[Instructions to follow]
Select every line below containing the word "keskiennuste".

[Materials provided]
- - -

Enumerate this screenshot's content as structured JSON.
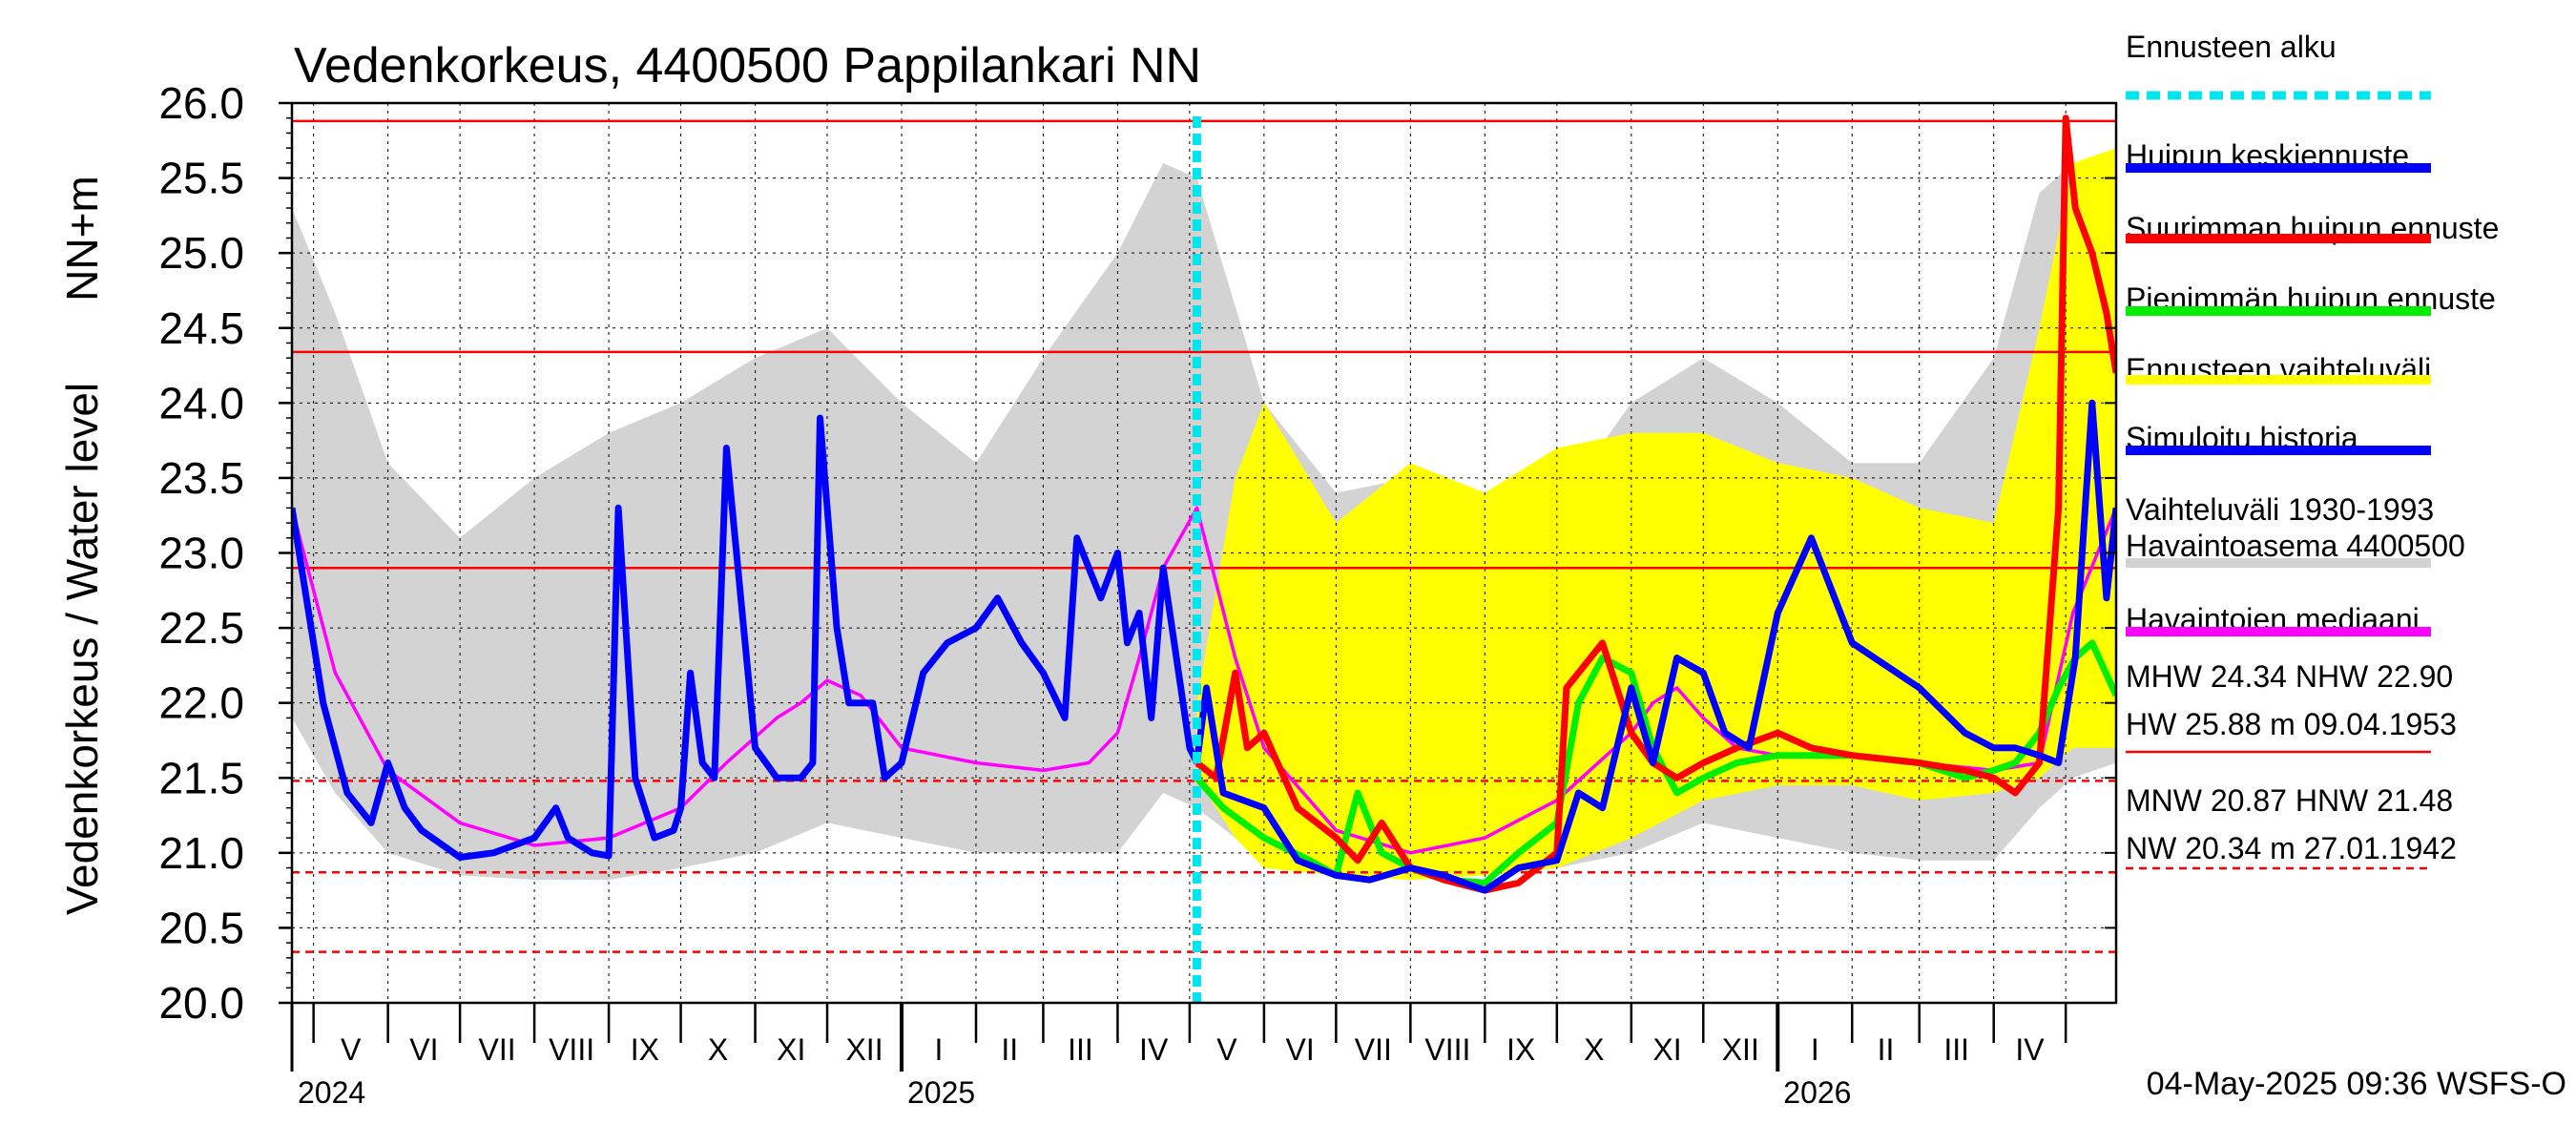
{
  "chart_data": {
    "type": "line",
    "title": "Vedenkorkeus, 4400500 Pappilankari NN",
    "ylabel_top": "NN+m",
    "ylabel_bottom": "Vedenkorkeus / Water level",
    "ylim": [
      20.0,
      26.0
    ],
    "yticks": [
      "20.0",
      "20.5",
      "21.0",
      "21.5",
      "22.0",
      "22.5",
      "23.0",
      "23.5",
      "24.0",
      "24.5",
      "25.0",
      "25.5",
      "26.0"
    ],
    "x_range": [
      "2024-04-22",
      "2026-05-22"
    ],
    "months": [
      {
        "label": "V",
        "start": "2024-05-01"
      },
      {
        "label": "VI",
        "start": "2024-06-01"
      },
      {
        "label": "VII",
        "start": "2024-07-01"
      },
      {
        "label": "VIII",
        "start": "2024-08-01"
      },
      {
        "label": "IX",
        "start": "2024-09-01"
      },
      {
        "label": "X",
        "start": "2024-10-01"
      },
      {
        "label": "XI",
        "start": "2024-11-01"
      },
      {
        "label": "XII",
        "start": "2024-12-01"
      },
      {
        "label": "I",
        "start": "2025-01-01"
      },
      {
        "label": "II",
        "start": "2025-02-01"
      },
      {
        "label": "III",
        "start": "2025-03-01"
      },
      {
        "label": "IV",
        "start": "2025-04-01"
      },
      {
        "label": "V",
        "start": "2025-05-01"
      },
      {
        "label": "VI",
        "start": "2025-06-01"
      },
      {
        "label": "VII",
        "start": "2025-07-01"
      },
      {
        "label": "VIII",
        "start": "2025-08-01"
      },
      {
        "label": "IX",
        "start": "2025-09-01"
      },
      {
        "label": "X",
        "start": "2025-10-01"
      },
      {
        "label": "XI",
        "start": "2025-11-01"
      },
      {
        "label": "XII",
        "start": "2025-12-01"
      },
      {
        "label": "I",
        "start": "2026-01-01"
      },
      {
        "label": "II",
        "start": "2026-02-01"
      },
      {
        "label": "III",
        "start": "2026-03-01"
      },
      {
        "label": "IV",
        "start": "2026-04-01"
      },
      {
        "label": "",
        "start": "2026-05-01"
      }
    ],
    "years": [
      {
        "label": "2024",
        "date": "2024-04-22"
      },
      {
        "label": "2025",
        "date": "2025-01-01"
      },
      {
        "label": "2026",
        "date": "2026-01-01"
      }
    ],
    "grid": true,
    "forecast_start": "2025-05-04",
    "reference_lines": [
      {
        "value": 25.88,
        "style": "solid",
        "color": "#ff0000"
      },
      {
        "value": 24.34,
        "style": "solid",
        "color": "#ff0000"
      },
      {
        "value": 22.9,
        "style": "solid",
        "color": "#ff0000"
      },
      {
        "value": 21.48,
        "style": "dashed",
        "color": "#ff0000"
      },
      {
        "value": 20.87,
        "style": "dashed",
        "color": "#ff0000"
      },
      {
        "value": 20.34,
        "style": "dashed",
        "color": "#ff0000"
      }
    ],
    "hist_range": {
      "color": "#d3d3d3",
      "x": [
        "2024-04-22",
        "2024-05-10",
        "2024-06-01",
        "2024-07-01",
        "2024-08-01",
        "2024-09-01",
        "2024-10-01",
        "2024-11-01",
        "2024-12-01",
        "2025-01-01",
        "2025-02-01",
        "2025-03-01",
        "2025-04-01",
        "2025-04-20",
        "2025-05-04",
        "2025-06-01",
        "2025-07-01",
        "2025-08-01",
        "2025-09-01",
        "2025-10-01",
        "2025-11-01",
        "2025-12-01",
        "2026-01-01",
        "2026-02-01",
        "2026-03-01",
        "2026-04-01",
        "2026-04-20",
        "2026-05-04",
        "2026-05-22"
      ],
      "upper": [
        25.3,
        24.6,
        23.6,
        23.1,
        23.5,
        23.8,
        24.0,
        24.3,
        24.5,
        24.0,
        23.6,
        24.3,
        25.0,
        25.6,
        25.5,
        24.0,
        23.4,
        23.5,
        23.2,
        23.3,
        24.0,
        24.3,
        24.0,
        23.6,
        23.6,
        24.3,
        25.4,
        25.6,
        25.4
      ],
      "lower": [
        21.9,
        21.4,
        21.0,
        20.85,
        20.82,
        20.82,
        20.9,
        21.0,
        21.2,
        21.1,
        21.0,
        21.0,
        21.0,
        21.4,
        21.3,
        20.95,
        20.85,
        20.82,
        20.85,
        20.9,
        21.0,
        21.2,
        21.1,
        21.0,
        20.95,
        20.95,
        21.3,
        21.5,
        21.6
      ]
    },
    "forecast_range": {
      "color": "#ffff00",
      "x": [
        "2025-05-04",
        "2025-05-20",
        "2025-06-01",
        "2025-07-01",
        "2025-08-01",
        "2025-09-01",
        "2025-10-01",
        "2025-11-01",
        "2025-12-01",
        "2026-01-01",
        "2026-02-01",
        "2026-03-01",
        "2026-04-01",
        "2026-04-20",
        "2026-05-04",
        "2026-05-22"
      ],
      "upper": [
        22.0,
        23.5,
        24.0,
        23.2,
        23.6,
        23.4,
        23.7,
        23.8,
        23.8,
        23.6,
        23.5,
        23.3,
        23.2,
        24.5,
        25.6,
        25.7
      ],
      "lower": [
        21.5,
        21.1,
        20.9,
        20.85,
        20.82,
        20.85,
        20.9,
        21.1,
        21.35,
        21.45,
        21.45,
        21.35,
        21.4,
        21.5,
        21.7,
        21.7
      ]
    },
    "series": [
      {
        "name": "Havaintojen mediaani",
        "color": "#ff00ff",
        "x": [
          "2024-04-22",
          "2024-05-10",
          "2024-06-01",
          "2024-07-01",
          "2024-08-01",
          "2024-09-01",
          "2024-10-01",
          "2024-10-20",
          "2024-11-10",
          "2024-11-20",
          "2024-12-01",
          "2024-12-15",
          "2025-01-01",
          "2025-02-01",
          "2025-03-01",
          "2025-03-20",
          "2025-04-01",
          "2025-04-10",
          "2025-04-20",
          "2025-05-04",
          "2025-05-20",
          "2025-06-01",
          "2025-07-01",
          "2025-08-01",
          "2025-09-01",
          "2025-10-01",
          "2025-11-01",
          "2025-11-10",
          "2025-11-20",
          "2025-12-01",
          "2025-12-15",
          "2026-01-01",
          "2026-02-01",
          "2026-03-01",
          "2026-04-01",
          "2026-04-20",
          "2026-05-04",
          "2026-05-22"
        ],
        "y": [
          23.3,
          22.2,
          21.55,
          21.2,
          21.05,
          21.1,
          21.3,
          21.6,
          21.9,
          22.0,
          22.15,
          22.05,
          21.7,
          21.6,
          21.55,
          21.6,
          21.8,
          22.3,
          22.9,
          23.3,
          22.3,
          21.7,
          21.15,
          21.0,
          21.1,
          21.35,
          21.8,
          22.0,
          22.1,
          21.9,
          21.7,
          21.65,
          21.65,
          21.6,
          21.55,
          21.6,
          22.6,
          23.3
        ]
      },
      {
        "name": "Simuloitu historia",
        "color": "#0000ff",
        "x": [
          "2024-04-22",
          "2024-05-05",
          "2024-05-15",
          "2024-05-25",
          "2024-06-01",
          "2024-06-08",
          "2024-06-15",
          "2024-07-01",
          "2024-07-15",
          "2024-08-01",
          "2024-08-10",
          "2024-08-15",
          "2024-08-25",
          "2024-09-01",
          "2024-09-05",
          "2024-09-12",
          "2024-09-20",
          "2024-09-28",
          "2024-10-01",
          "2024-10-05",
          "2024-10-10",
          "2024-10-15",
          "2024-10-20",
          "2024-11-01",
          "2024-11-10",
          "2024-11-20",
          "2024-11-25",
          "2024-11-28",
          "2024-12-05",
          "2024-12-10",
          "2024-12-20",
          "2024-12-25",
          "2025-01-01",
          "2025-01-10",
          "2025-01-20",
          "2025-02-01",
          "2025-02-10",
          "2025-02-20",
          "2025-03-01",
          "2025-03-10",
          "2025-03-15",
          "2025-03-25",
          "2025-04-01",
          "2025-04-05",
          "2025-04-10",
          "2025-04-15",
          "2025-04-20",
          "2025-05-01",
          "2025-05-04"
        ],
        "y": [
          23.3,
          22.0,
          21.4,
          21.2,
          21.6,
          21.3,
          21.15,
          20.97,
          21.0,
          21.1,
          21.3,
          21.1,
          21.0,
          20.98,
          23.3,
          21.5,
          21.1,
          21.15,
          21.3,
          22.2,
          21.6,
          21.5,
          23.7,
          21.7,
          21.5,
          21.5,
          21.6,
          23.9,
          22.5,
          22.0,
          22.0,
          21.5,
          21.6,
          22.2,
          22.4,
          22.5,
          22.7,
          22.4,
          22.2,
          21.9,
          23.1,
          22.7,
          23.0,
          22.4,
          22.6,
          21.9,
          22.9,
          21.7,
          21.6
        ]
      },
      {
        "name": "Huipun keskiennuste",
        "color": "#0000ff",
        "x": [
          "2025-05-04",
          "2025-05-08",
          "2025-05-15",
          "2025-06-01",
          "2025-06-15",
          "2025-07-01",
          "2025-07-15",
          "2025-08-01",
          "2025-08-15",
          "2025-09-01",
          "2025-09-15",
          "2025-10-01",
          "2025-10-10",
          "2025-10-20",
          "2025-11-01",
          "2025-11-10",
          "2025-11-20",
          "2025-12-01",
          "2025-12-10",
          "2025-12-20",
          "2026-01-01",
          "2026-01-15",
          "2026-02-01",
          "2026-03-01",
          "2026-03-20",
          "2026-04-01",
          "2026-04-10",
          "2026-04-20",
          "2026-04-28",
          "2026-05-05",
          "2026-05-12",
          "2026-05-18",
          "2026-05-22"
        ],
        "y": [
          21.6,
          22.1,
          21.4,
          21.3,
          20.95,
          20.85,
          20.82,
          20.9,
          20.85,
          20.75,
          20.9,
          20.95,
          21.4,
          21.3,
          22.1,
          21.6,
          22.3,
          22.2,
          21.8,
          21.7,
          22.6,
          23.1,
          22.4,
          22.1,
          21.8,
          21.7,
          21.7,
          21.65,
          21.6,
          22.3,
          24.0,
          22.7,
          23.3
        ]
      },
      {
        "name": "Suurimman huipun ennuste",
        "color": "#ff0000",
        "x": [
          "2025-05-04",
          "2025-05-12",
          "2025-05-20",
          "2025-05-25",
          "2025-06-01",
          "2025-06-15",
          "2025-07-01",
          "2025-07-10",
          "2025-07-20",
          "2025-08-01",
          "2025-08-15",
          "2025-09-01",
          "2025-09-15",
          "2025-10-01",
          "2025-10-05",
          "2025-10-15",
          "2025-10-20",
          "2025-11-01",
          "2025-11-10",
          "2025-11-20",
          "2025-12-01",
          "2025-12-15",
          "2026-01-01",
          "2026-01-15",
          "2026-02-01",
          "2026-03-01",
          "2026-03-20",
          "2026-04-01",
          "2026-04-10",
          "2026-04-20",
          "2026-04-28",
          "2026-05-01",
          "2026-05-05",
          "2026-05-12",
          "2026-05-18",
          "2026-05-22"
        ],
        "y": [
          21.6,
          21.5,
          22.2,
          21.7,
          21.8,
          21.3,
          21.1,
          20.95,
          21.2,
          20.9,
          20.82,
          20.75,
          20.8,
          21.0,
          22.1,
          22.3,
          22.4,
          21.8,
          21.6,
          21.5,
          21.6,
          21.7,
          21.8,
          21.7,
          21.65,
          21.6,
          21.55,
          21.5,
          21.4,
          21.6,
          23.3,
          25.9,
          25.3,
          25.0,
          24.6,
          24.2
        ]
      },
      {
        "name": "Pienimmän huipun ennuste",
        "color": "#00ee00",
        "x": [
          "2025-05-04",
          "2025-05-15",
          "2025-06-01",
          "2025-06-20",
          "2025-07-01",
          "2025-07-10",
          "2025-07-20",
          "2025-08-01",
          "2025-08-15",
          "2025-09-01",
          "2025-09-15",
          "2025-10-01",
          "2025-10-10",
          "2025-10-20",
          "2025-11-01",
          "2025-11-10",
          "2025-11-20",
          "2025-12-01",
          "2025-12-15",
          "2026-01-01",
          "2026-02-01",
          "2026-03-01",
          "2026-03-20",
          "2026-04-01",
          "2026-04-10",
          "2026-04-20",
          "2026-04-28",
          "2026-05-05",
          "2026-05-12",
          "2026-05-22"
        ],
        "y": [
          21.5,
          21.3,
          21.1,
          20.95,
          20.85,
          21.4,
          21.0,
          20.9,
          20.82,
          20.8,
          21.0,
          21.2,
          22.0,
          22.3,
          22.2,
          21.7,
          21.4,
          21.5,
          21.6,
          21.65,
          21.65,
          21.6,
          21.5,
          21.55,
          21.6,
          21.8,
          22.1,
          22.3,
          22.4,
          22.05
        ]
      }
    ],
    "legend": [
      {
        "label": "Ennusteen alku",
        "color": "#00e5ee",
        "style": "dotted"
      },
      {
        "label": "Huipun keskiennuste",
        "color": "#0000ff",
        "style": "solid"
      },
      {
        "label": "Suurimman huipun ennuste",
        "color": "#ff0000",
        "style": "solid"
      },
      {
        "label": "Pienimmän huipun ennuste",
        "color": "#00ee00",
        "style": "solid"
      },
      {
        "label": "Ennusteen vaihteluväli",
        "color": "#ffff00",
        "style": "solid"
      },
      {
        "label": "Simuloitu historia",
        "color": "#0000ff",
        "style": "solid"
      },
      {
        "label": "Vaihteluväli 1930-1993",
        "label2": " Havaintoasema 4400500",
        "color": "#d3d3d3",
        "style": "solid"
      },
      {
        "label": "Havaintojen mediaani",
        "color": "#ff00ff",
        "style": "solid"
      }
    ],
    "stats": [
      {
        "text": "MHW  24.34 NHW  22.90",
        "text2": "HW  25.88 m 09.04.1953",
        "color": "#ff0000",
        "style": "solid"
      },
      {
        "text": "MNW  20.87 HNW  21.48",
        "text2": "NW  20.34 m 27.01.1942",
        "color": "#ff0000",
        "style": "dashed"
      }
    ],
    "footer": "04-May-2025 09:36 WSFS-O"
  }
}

- - -

[Response for this exercise]
        "name": "Huipun keskiennuste",
        "label": "Huipun keskiennuste",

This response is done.